__Text block__:
_ _ _
Introduction:
Who is Mary Hamer
Mary Hamer is a writer and author whose works have appeared in the Economist, the Guardian and the Independent. She taught at Cambridge for twenty years, has contributed to television and radio programs and has written five books, winning The Virginia Prize 2011 with the novel “Kipling & Trix”.
Before her trip to Puglia, I had the honour to suggest for her two “preparatory” books: Otranto, by Maria Corti and The Land of Remorse, by E. De Martino.
Puglia and me
Born and raised in Puglia, I spent several years in Rome and Milan before moving to London. It was then, when I looked at my region from afar, that I clearly understood its uniqueness.
It’s not in the pristine sea and it’s not in the elegant richness of its Baroque altars. It’s not in the mesmerising sunsets and it’s not even in the song of cicadas during the lazy summer afternoons.
The exceptional and rare beauty of Puglia is in the thousands of faces and stories, in the intense pain and enormous acts of generosity and greatness which have shaped for centuries the geography and soul of this Italian land.
_ _ _
Document layout analysis data
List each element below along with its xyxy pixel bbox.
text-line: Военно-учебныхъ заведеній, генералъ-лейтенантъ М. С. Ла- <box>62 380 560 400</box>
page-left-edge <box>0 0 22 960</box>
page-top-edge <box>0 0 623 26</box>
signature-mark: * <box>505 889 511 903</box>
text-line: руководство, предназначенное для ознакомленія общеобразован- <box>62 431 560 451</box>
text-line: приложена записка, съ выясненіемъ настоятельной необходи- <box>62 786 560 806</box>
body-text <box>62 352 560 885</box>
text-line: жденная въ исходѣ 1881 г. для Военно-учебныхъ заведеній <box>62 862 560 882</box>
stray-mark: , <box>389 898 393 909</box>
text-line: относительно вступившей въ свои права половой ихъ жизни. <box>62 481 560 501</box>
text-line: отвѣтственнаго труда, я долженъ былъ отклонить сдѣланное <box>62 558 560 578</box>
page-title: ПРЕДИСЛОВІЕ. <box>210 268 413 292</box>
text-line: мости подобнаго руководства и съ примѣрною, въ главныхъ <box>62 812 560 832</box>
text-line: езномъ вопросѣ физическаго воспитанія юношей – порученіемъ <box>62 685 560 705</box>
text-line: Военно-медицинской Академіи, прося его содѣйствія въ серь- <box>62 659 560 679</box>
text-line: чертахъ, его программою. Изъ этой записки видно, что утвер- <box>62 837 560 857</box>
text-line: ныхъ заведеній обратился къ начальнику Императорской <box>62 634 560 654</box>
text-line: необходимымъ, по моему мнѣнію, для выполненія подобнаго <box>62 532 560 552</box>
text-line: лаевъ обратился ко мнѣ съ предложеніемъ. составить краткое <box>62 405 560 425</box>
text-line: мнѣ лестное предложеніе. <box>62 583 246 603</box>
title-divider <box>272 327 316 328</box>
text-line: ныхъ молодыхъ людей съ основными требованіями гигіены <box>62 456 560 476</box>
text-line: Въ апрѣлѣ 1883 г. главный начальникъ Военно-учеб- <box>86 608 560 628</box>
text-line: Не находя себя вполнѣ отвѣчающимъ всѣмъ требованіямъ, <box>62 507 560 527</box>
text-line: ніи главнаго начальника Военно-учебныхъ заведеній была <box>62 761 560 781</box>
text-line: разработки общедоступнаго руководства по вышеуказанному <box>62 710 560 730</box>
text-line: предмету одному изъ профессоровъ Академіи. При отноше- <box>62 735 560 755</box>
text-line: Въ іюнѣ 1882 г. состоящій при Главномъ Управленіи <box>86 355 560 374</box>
_ _ _
__To do__:
- 1) According to the introduction about Puglia, what circumstance allowed the writer to clearly understand the region's uniqueness?
- 2) Continue the introduction about Puglia from the point where it stops.

__Responses to the exercise__:
- 1) The writer grew up in Puglia and then lived in Rome and Milan before moving to London. It was from there, looking at the region from afar, that its uniqueness became clear.

- 2)
The two books
That’s why I suggested Mary Hamer – a woman who is used to painstakingly explore cultures and human feelings through books – two reads able to uncover the Puglian spirit:
- Otranto, by Maria Corti, a novel about the most eminent episode in Otranto history: the sack of the city by the Turks in 1482.
- The Land of Remorse, by E. De Martino an anthropologic research about Tarantism, a cultural/psychological phenomenon which spread in Puglia until the 50’s.
Chiara Tenuzzo
Director of Aria of Puglia
The following is Mary Hamer’s reportage of her trip to southern Puglia.
Looking at Puglia with new eyes
I flew into Puglia newly aware of its past. Otranto, a gripping historical novel by the distinguished Italian, Maria Corti—not to be confused with Horace Walpole’s gothic fantasy, The Castle of Otranto—had opened my eyes.
Instead of seeing the heel of Italy as remote, I now understood how perilously open it had lain to all the marauding parties of the Mediterranean. Arriving in the ancient walled town of Otranto, we were eager to find the ramparts so bravely defended by the fishermen against the Turks in 1482.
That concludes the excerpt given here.